Dataset records:

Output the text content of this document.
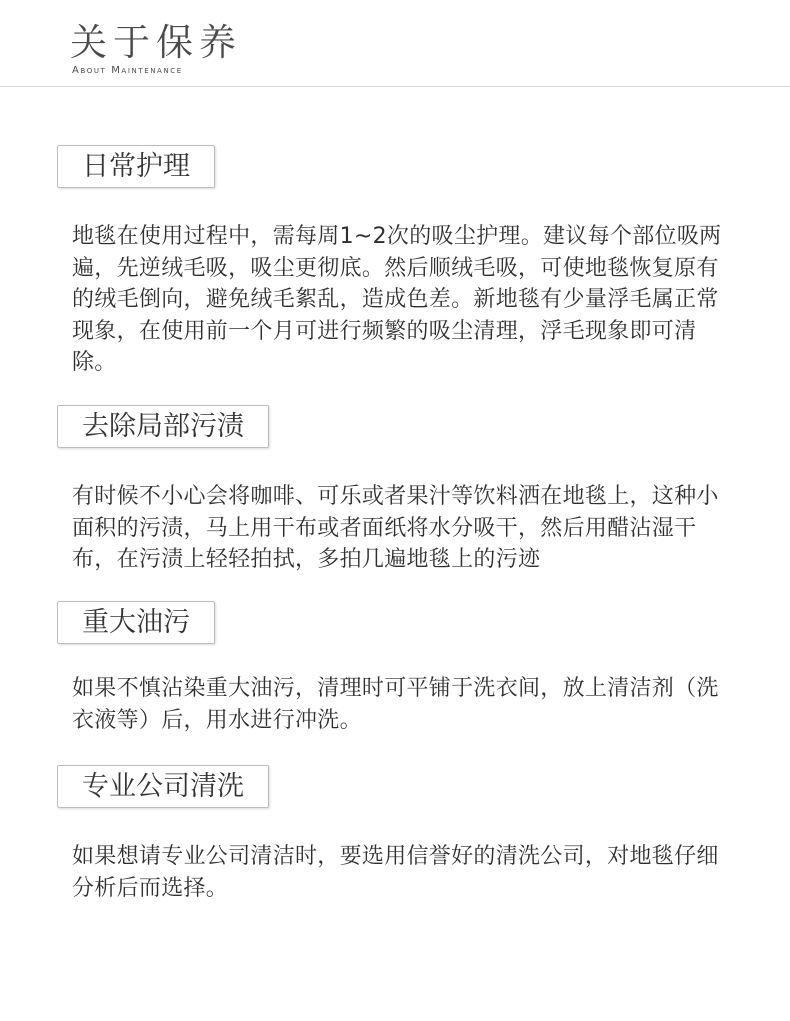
关于保养
About Maintenance
日常护理
地毯在使用过程中，需每周1~2次的吸尘护理。建议每个部位吸两遍，先逆绒毛吸，吸尘更彻底。然后顺绒毛吸，可使地毯恢复原有的绒毛倒向，避免绒毛絮乱，造成色差。新地毯有少量浮毛属正常现象，在使用前一个月可进行频繁的吸尘清理，浮毛现象即可清除。
去除局部污渍
有时候不小心会将咖啡、可乐或者果汁等饮料洒在地毯上，这种小面积的污渍，马上用干布或者面纸将水分吸干，然后用醋沾湿干布，在污渍上轻轻拍拭，多拍几遍地毯上的污迹
重大油污
如果不慎沾染重大油污，清理时可平铺于洗衣间，放上清洁剂（洗衣液等）后，用水进行冲洗。
专业公司清洗
如果想请专业公司清洁时，要选用信誉好的清洗公司，对地毯仔细分析后而选择。
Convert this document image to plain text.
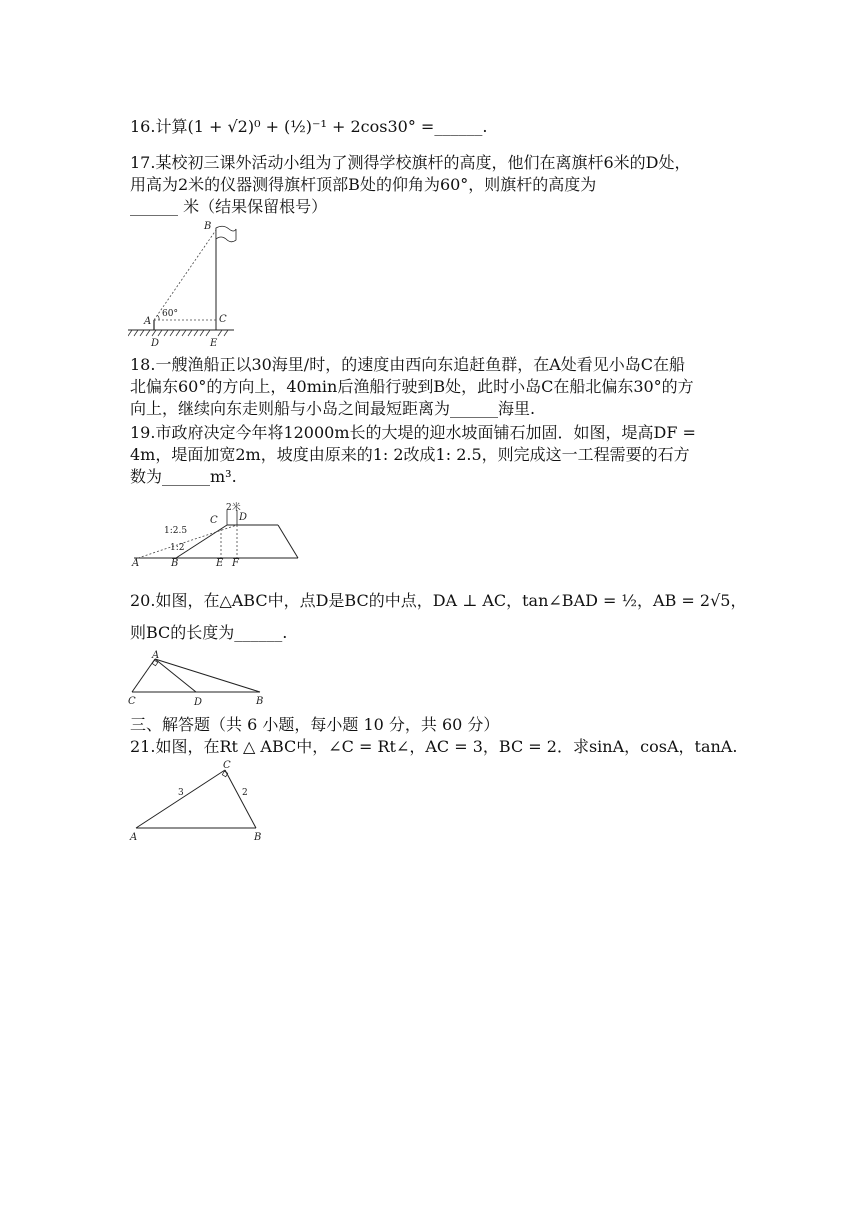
16.计算(1 + √2)⁰ + (½)⁻¹ + 2cos30° =______.
17.某校初三课外活动小组为了测得学校旗杆的高度，他们在离旗杆6米的D处，
用高为2米的仪器测得旗杆顶部B处的仰角为60°，则旗杆的高度为
______ 米（结果保留根号）
B
A	C
D	E
60°
18.一艘渔船正以30海里/时，的速度由西向东追赶鱼群，在A处看见小岛C在船
北偏东60°的方向上，40min后渔船行驶到B处，此时小岛C在船北偏东30°的方
向上，继续向东走则船与小岛之间最短距离为______海里.
19.市政府决定今年将12000m长的大堤的迎水坡面铺石加固．如图，堤高DF =
4m，堤面加宽2m，坡度由原来的1: 2改成1: 2.5，则完成这一工程需要的石方
数为______m³.
2米
C D
1:2.5
1:2
A	B	E F
20.如图，在△ABC中，点D是BC的中点，DA ⊥ AC，tan∠BAD = ½，AB = 2√5，
则BC的长度为______.
A
C	D	B
三、解答题（共 6 小题，每小题 10 分，共 60 分）
21.如图，在Rt △ ABC中，∠C = Rt∠，AC = 3，BC = 2．求sinA，cosA，tanA.
C
3	2
A	B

Requirement: Find how many lines of the entries contain "document". Respond with the number only.

Written reply: 2